> GIVEN TASK
Output all the entries word for word. Omit the pictures.

Start of STORED RECORDS

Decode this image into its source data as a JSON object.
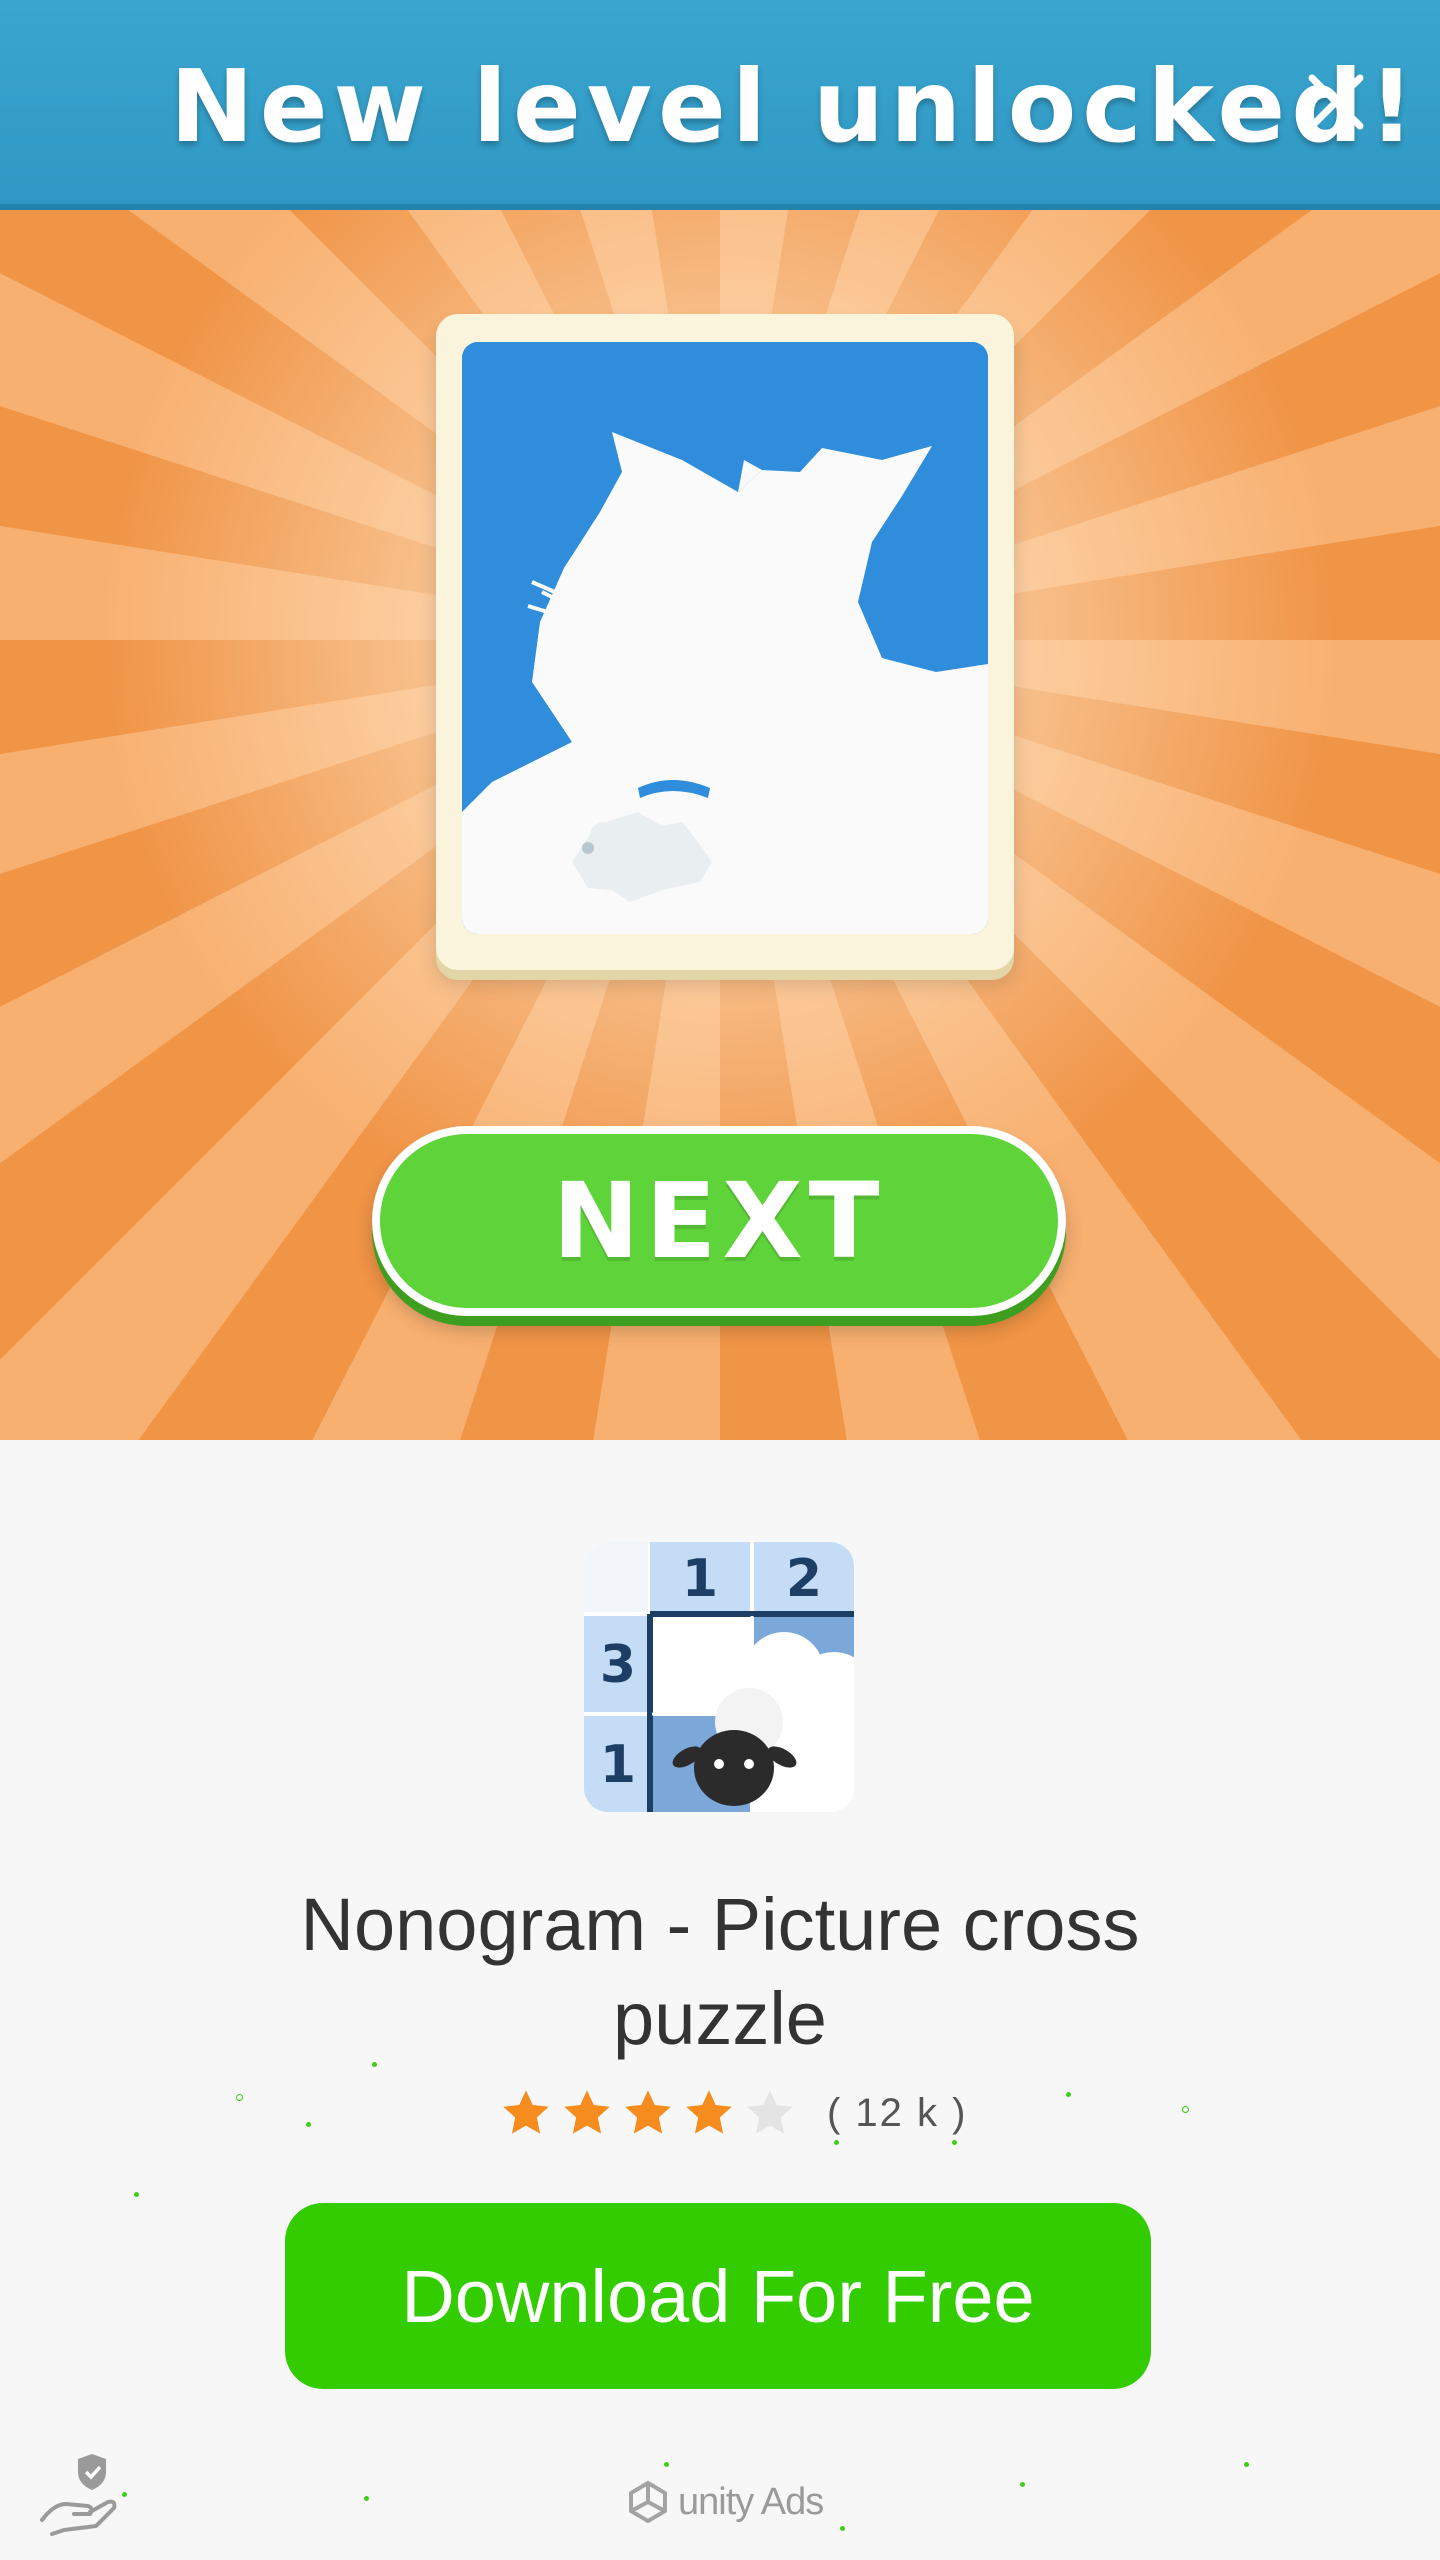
{
  "banner": {
    "title": "New level unlocked!",
    "close_icon": "close-icon"
  },
  "creative": {
    "picture": "level-silhouette-cat-and-mouse",
    "next_label": "NEXT"
  },
  "app": {
    "icon": "nonogram-app-icon",
    "icon_clues": {
      "col1": "1",
      "col2": "2",
      "row1": "3",
      "row2": "1"
    },
    "title": "Nonogram - Picture cross puzzle",
    "rating_stars": 4,
    "rating_max": 5,
    "rating_count": "( 12 k )",
    "download_label": "Download For Free"
  },
  "footer": {
    "privacy_icon": "privacy-shield-hand-icon",
    "unity_label": "unity Ads"
  },
  "colors": {
    "banner": "#2f98c4",
    "background_orange": "#f0994a",
    "next_green": "#5fd33a",
    "download_green": "#33cc00",
    "star_orange": "#f68c1e",
    "star_empty": "#e4e4e4"
  }
}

End of STORED RECORDS

> REPLY
Decode this image into its source data as a JSON object.
{
  "banner": {
    "title": "New level unlocked!",
    "close_icon": "close-icon"
  },
  "creative": {
    "picture": "level-silhouette-cat-and-mouse",
    "next_label": "NEXT"
  },
  "app": {
    "icon": "nonogram-app-icon",
    "icon_clues": {
      "col1": "1",
      "col2": "2",
      "row1": "3",
      "row2": "1"
    },
    "title": "Nonogram - Picture cross puzzle",
    "rating_stars": 4,
    "rating_max": 5,
    "rating_count": "( 12 k )",
    "download_label": "Download For Free"
  },
  "footer": {
    "privacy_icon": "privacy-shield-hand-icon",
    "unity_label": "unity Ads"
  },
  "colors": {
    "banner": "#2f98c4",
    "background_orange": "#f0994a",
    "next_green": "#5fd33a",
    "download_green": "#33cc00",
    "star_orange": "#f68c1e",
    "star_empty": "#e4e4e4"
  }
}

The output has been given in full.